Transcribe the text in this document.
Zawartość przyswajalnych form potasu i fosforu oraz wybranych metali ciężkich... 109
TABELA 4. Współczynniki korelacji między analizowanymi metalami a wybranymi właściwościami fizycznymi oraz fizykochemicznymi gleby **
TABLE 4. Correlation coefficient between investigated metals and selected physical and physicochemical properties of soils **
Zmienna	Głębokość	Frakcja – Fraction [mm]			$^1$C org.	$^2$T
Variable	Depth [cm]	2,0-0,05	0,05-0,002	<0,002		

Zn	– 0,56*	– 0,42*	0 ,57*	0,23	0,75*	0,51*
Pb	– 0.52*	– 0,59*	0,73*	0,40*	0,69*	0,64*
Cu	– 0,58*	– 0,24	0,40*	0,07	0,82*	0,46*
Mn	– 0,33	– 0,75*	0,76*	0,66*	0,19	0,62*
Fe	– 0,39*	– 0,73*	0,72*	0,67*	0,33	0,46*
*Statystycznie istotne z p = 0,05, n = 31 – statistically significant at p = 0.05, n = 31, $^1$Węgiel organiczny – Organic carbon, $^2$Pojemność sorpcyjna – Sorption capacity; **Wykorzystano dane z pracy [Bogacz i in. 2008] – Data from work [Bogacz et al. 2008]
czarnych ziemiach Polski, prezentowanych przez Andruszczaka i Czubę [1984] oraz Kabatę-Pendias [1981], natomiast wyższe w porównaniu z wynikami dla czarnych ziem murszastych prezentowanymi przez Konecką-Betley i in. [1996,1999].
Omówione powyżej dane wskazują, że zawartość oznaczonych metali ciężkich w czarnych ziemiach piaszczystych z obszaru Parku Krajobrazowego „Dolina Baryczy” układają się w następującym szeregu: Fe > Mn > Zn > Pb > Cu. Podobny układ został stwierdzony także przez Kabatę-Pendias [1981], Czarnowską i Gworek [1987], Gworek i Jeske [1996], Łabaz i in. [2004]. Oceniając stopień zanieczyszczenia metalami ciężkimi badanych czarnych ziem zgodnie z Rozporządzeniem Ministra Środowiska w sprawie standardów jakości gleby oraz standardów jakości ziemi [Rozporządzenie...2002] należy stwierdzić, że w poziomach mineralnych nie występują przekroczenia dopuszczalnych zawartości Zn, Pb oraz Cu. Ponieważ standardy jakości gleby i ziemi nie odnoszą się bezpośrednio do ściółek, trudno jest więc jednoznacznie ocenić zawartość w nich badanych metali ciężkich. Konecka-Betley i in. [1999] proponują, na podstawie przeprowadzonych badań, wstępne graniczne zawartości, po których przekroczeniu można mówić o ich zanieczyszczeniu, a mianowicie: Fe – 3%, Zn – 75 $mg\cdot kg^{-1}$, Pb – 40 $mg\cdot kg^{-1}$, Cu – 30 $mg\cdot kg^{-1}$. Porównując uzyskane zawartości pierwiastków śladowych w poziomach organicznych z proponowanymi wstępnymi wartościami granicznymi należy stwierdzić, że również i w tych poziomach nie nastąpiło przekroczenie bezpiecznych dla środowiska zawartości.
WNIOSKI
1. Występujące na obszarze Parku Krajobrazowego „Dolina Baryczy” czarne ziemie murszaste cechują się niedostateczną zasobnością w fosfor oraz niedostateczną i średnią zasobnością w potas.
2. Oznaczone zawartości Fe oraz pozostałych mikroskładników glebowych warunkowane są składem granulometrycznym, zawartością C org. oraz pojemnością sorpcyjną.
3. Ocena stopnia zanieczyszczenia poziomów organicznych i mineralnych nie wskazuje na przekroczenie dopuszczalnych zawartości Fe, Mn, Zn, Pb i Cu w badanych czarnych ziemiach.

....

◆ **Required work**
The entries above must be returned exactly.

◆ **Answer for the task**
Transcribe the text in this document.
Zawartość przyswajalnych form potasu i fosforu oraz wybranych metali ciężkich... 109
TABELA 4. Współczynniki korelacji między analizowanymi metalami a wybranymi właściwościami fizycznymi oraz fizykochemicznymi gleby **
TABLE 4. Correlation coefficient between investigated metals and selected physical and physicochemical properties of soils **
Zmienna	Głębokość	Frakcja – Fraction [mm]			$^1$C org.	$^2$T
Variable	Depth [cm]	2,0-0,05	0,05-0,002	<0,002		

Zn	– 0,56*	– 0,42*	0 ,57*	0,23	0,75*	0,51*
Pb	– 0.52*	– 0,59*	0,73*	0,40*	0,69*	0,64*
Cu	– 0,58*	– 0,24	0,40*	0,07	0,82*	0,46*
Mn	– 0,33	– 0,75*	0,76*	0,66*	0,19	0,62*
Fe	– 0,39*	– 0,73*	0,72*	0,67*	0,33	0,46*
*Statystycznie istotne z p = 0,05, n = 31 – statistically significant at p = 0.05, n = 31, $^1$Węgiel organiczny – Organic carbon, $^2$Pojemność sorpcyjna – Sorption capacity; **Wykorzystano dane z pracy [Bogacz i in. 2008] – Data from work [Bogacz et al. 2008]
czarnych ziemiach Polski, prezentowanych przez Andruszczaka i Czubę [1984] oraz Kabatę-Pendias [1981], natomiast wyższe w porównaniu z wynikami dla czarnych ziem murszastych prezentowanymi przez Konecką-Betley i in. [1996,1999].
Omówione powyżej dane wskazują, że zawartość oznaczonych metali ciężkich w czarnych ziemiach piaszczystych z obszaru Parku Krajobrazowego „Dolina Baryczy” układają się w następującym szeregu: Fe > Mn > Zn > Pb > Cu. Podobny układ został stwierdzony także przez Kabatę-Pendias [1981], Czarnowską i Gworek [1987], Gworek i Jeske [1996], Łabaz i in. [2004]. Oceniając stopień zanieczyszczenia metalami ciężkimi badanych czarnych ziem zgodnie z Rozporządzeniem Ministra Środowiska w sprawie standardów jakości gleby oraz standardów jakości ziemi [Rozporządzenie...2002] należy stwierdzić, że w poziomach mineralnych nie występują przekroczenia dopuszczalnych zawartości Zn, Pb oraz Cu. Ponieważ standardy jakości gleby i ziemi nie odnoszą się bezpośrednio do ściółek, trudno jest więc jednoznacznie ocenić zawartość w nich badanych metali ciężkich. Konecka-Betley i in. [1999] proponują, na podstawie przeprowadzonych badań, wstępne graniczne zawartości, po których przekroczeniu można mówić o ich zanieczyszczeniu, a mianowicie: Fe – 3%, Zn – 75 $mg\cdot kg^{-1}$, Pb – 40 $mg\cdot kg^{-1}$, Cu – 30 $mg\cdot kg^{-1}$. Porównując uzyskane zawartości pierwiastków śladowych w poziomach organicznych z proponowanymi wstępnymi wartościami granicznymi należy stwierdzić, że również i w tych poziomach nie nastąpiło przekroczenie bezpiecznych dla środowiska zawartości.
WNIOSKI
1. Występujące na obszarze Parku Krajobrazowego „Dolina Baryczy” czarne ziemie murszaste cechują się niedostateczną zasobnością w fosfor oraz niedostateczną i średnią zasobnością w potas.
2. Oznaczone zawartości Fe oraz pozostałych mikroskładników glebowych warunkowane są składem granulometrycznym, zawartością C org. oraz pojemnością sorpcyjną.
3. Ocena stopnia zanieczyszczenia poziomów organicznych i mineralnych nie wskazuje na przekroczenie dopuszczalnych zawartości Fe, Mn, Zn, Pb i Cu w badanych czarnych ziemiach.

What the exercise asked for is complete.